> DATA LISTING:
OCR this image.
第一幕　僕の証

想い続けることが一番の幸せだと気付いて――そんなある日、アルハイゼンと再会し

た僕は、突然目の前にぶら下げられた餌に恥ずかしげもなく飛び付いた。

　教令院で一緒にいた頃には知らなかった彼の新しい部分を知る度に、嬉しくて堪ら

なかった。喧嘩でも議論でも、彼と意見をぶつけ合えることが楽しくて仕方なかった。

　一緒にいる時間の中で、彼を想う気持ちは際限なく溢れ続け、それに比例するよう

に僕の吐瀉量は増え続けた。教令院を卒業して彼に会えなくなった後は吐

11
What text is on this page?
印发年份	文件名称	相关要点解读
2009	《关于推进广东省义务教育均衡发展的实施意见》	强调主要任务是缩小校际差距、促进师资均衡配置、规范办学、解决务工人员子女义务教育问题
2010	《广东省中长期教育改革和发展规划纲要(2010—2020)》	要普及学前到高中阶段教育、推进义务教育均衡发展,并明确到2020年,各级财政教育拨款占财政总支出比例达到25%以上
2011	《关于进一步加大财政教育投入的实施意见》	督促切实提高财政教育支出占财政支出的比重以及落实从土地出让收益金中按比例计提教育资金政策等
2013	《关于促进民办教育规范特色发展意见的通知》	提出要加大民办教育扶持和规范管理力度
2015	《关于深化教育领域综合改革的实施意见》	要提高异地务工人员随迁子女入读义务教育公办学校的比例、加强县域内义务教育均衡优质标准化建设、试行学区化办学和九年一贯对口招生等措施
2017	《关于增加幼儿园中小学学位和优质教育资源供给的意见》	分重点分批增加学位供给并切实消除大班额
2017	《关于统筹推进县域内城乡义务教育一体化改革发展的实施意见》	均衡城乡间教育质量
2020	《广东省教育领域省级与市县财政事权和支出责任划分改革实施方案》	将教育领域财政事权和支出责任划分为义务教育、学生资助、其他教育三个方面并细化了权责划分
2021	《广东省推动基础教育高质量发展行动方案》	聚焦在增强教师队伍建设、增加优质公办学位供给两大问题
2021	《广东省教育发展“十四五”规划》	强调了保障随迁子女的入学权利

> WHAT TO PRODUCE: All of the records must be retyped exactly as they are.

> THE RESPONSE:
OCR this image.
第一幕　僕の証

想い続けることが一番の幸せだと気付いて――そんなある日、アルハイゼンと再会し

た僕は、突然目の前にぶら下げられた餌に恥ずかしげもなく飛び付いた。

　教令院で一緒にいた頃には知らなかった彼の新しい部分を知る度に、嬉しくて堪ら

なかった。喧嘩でも議論でも、彼と意見をぶつけ合えることが楽しくて仕方なかった。

　一緒にいる時間の中で、彼を想う気持ちは際限なく溢れ続け、それに比例するよう

に僕の吐瀉量は増え続けた。教令院を卒業して彼に会えなくなった後は吐

11
What text is on this page?
印发年份	文件名称	相关要点解读
2009	《关于推进广东省义务教育均衡发展的实施意见》	强调主要任务是缩小校际差距、促进师资均衡配置、规范办学、解决务工人员子女义务教育问题
2010	《广东省中长期教育改革和发展规划纲要(2010—2020)》	要普及学前到高中阶段教育、推进义务教育均衡发展,并明确到2020年,各级财政教育拨款占财政总支出比例达到25%以上
2011	《关于进一步加大财政教育投入的实施意见》	督促切实提高财政教育支出占财政支出的比重以及落实从土地出让收益金中按比例计提教育资金政策等
2013	《关于促进民办教育规范特色发展意见的通知》	提出要加大民办教育扶持和规范管理力度
2015	《关于深化教育领域综合改革的实施意见》	要提高异地务工人员随迁子女入读义务教育公办学校的比例、加强县域内义务教育均衡优质标准化建设、试行学区化办学和九年一贯对口招生等措施
2017	《关于增加幼儿园中小学学位和优质教育资源供给的意见》	分重点分批增加学位供给并切实消除大班额
2017	《关于统筹推进县域内城乡义务教育一体化改革发展的实施意见》	均衡城乡间教育质量
2020	《广东省教育领域省级与市县财政事权和支出责任划分改革实施方案》	将教育领域财政事权和支出责任划分为义务教育、学生资助、其他教育三个方面并细化了权责划分
2021	《广东省推动基础教育高质量发展行动方案》	聚焦在增强教师队伍建设、增加优质公办学位供给两大问题
2021	《广东省教育发展“十四五”规划》	强调了保障随迁子女的入学权利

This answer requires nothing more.